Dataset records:
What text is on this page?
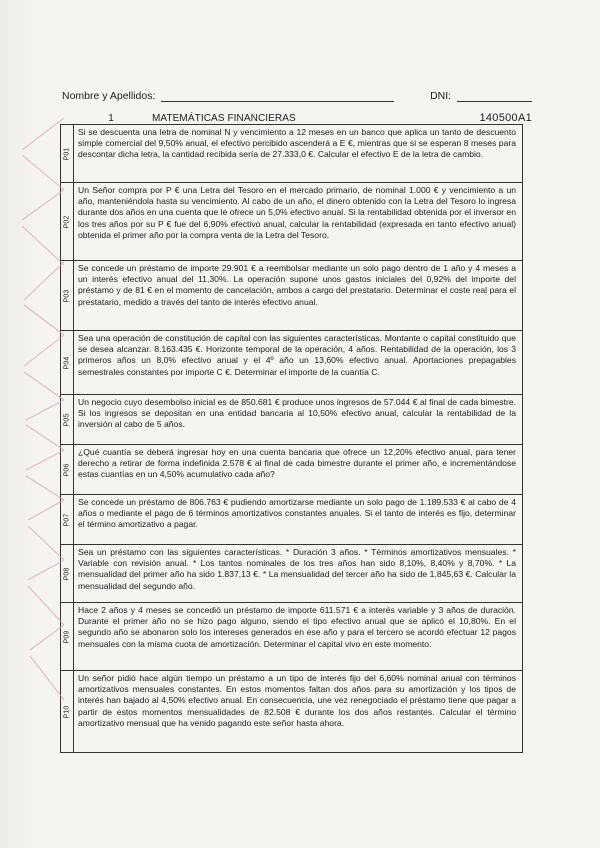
Nombre y Apellidos:	DNI:
1	MATEMÁTICAS FINANCIERAS	140500A1
P01
Si se descuenta una letra de nominal N y vencimiento a 12 meses en un banco que aplica un tanto de descuento simple comercial del 9,50% anual, el efectivo percibido ascenderá a E €, mientras que si se esperan 8 meses para descontar dicha letra, la cantidad recibida sería de 27.333,0 €. Calcular el efectivo E de la letra de cambio.
P02
Un Señor compra por P € una Letra del Tesoro en el mercado primario, de nominal 1.000 € y vencimiento a un año, manteniéndola hasta su vencimiento. Al cabo de un año, el dinero obtenido con la Letra del Tesoro lo ingresa durante dos años en una cuenta que le ofrece un 5,0% efectivo anual. Si la rentabilidad obtenida por el inversor en los tres años por su P € fue del 6,90% efectivo anual, calcular la rentabilidad (expresada en tanto efectivo anual) obtenida el primer año por la compra venta de la Letra del Tesoro.
P03
Se concede un préstamo de importe 29.901 € a reembolsar mediante un solo pago dentro de 1 año y 4 meses a un interés efectivo anual del 11,30%. La operación supone unos gastos iniciales del 0,92% del importe del préstamo y de 81 € en el momento de cancelación, ambos a cargo del prestatario. Determinar el coste real para el prestatario, medido a través del tanto de interés efectivo anual.
P04
Sea una operación de constitución de capital con las siguientes características. Montante o capital constituido que se desea alcanzar. 8.163.435 €. Horizonte temporal de la operación, 4 años. Rentabilidad de la operación, los 3 primeros años un 8,0% efectivo anual y el 4º año un 13,60% efectivo anual. Aportaciones prepagables semestrales constantes por importe C €. Determinar el importe de la cuantía C.
P05
Un negocio cuyo desembolso inicial es de 850.681 € produce unos ingresos de 57.044 € al final de cada bimestre. Si los ingresos se depositan en una entidad bancaria al 10,50% efectivo anual, calcular la rentabilidad de la inversión al cabo de 5 años.
P06
¿Qué cuantía se deberá ingresar hoy en una cuenta bancaria que ofrece un 12,20% efectivo anual, para tener derecho a retirar de forma indefinida 2.578 € al final de cada bimestre durante el primer año, e incrementándose estas cuantías en un 4,50% acumulativo cada año?
P07
Se concede un préstamo de 806.763 € pudiendo amortizarse mediante un solo pago de 1.189.533 € al cabo de 4 años o mediante el pago de 6 términos amortizativos constantes anuales. Si el tanto de interés es fijo, determinar el término amortizativo a pagar.
P08
Sea un préstamo con las siguientes características. * Duración 3 años. * Términos amortizativos mensuales. * Variable con revisión anual. * Los tantos nominales de los tres años han sido 8,10%, 8,40% y 8,70%. * La mensualidad del primer año ha sido 1.837,13 €. * La mensualidad del tercer año ha sido de 1.845,63 €. Calcular la mensualidad del segundo año.
P09
Hace 2 años y 4 meses se concedió un préstamo de importe 611.571 € a interés variable y 3 años de duración. Durante el primer año no se hizo pago alguno, siendo el tipo efectivo anual que se aplicó el 10,80%. En el segundo año se abonaron solo los intereses generados en ese año y para el tercero se acordó efectuar 12 pagos mensuales con la misma cuota de amortización. Determinar el capital vivo en este momento.
P10
Un señor pidió hace algún tiempo un préstamo a un tipo de interés fijo del 6,60% nominal anual con términos amortizativos mensuales constantes. En estos momentos faltan dos años para su amortización y los tipos de interés han bajado al 4,50% efectivo anual. En consecuencia, une vez renegociado el préstamo tiene que pagar a partir de estos momentos mensualidades de 82.508 € durante los dos años restantes. Calcular el término amortizativo mensual que ha venido pagando este señor hasta ahora.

_Instructions to follow_
Omit the images and transcribe all of the records above word for word.

_The solution_
What text is on this page?
Nombre y Apellidos:	DNI:
1	MATEMÁTICAS FINANCIERAS	140500A1
P01
Si se descuenta una letra de nominal N y vencimiento a 12 meses en un banco que aplica un tanto de descuento simple comercial del 9,50% anual, el efectivo percibido ascenderá a E €, mientras que si se esperan 8 meses para descontar dicha letra, la cantidad recibida sería de 27.333,0 €. Calcular el efectivo E de la letra de cambio.
P02
Un Señor compra por P € una Letra del Tesoro en el mercado primario, de nominal 1.000 € y vencimiento a un año, manteniéndola hasta su vencimiento. Al cabo de un año, el dinero obtenido con la Letra del Tesoro lo ingresa durante dos años en una cuenta que le ofrece un 5,0% efectivo anual. Si la rentabilidad obtenida por el inversor en los tres años por su P € fue del 6,90% efectivo anual, calcular la rentabilidad (expresada en tanto efectivo anual) obtenida el primer año por la compra venta de la Letra del Tesoro.
P03
Se concede un préstamo de importe 29.901 € a reembolsar mediante un solo pago dentro de 1 año y 4 meses a un interés efectivo anual del 11,30%. La operación supone unos gastos iniciales del 0,92% del importe del préstamo y de 81 € en el momento de cancelación, ambos a cargo del prestatario. Determinar el coste real para el prestatario, medido a través del tanto de interés efectivo anual.
P04
Sea una operación de constitución de capital con las siguientes características. Montante o capital constituido que se desea alcanzar. 8.163.435 €. Horizonte temporal de la operación, 4 años. Rentabilidad de la operación, los 3 primeros años un 8,0% efectivo anual y el 4º año un 13,60% efectivo anual. Aportaciones prepagables semestrales constantes por importe C €. Determinar el importe de la cuantía C.
P05
Un negocio cuyo desembolso inicial es de 850.681 € produce unos ingresos de 57.044 € al final de cada bimestre. Si los ingresos se depositan en una entidad bancaria al 10,50% efectivo anual, calcular la rentabilidad de la inversión al cabo de 5 años.
P06
¿Qué cuantía se deberá ingresar hoy en una cuenta bancaria que ofrece un 12,20% efectivo anual, para tener derecho a retirar de forma indefinida 2.578 € al final de cada bimestre durante el primer año, e incrementándose estas cuantías en un 4,50% acumulativo cada año?
P07
Se concede un préstamo de 806.763 € pudiendo amortizarse mediante un solo pago de 1.189.533 € al cabo de 4 años o mediante el pago de 6 términos amortizativos constantes anuales. Si el tanto de interés es fijo, determinar el término amortizativo a pagar.
P08
Sea un préstamo con las siguientes características. * Duración 3 años. * Términos amortizativos mensuales. * Variable con revisión anual. * Los tantos nominales de los tres años han sido 8,10%, 8,40% y 8,70%. * La mensualidad del primer año ha sido 1.837,13 €. * La mensualidad del tercer año ha sido de 1.845,63 €. Calcular la mensualidad del segundo año.
P09
Hace 2 años y 4 meses se concedió un préstamo de importe 611.571 € a interés variable y 3 años de duración. Durante el primer año no se hizo pago alguno, siendo el tipo efectivo anual que se aplicó el 10,80%. En el segundo año se abonaron solo los intereses generados en ese año y para el tercero se acordó efectuar 12 pagos mensuales con la misma cuota de amortización. Determinar el capital vivo en este momento.
P10
Un señor pidió hace algún tiempo un préstamo a un tipo de interés fijo del 6,60% nominal anual con términos amortizativos mensuales constantes. En estos momentos faltan dos años para su amortización y los tipos de interés han bajado al 4,50% efectivo anual. En consecuencia, une vez renegociado el préstamo tiene que pagar a partir de estos momentos mensualidades de 82.508 € durante los dos años restantes. Calcular el término amortizativo mensual que ha venido pagando este señor hasta ahora.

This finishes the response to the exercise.